» **PROBLEM TO SOLVE**: The records that follow should be retyped word for word.
··· STORED ROWS
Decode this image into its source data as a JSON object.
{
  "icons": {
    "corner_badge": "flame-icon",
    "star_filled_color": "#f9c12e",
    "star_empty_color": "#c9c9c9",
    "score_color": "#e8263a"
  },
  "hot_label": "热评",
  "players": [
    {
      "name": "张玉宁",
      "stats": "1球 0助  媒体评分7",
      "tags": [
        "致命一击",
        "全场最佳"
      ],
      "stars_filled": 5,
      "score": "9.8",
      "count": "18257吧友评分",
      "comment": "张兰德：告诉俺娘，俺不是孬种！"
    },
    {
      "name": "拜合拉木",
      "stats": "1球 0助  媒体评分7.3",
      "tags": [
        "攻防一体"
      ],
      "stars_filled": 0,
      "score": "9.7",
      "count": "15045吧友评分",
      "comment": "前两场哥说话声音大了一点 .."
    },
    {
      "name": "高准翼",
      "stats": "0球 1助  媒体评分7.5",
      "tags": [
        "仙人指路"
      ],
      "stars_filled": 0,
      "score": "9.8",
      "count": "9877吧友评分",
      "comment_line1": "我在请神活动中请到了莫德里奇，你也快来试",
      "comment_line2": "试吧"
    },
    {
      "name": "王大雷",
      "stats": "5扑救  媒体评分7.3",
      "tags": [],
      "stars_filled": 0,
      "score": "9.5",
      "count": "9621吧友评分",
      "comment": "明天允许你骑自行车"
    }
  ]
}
······
» **SOLUTION BELOW**:
Decode this image into its source data as a JSON object.
{
  "icons": {
    "corner_badge": "flame-icon",
    "star_filled_color": "#f9c12e",
    "star_empty_color": "#c9c9c9",
    "score_color": "#e8263a"
  },
  "hot_label": "热评",
  "players": [
    {
      "name": "张玉宁",
      "stats": "1球 0助  媒体评分7",
      "tags": [
        "致命一击",
        "全场最佳"
      ],
      "stars_filled": 5,
      "score": "9.8",
      "count": "18257吧友评分",
      "comment": "张兰德：告诉俺娘，俺不是孬种！"
    },
    {
      "name": "拜合拉木",
      "stats": "1球 0助  媒体评分7.3",
      "tags": [
        "攻防一体"
      ],
      "stars_filled": 0,
      "score": "9.7",
      "count": "15045吧友评分",
      "comment": "前两场哥说话声音大了一点 .."
    },
    {
      "name": "高准翼",
      "stats": "0球 1助  媒体评分7.5",
      "tags": [
        "仙人指路"
      ],
      "stars_filled": 0,
      "score": "9.8",
      "count": "9877吧友评分",
      "comment_line1": "我在请神活动中请到了莫德里奇，你也快来试",
      "comment_line2": "试吧"
    },
    {
      "name": "王大雷",
      "stats": "5扑救  媒体评分7.3",
      "tags": [],
      "stars_filled": 0,
      "score": "9.5",
      "count": "9621吧友评分",
      "comment": "明天允许你骑自行车"
    }
  ]
}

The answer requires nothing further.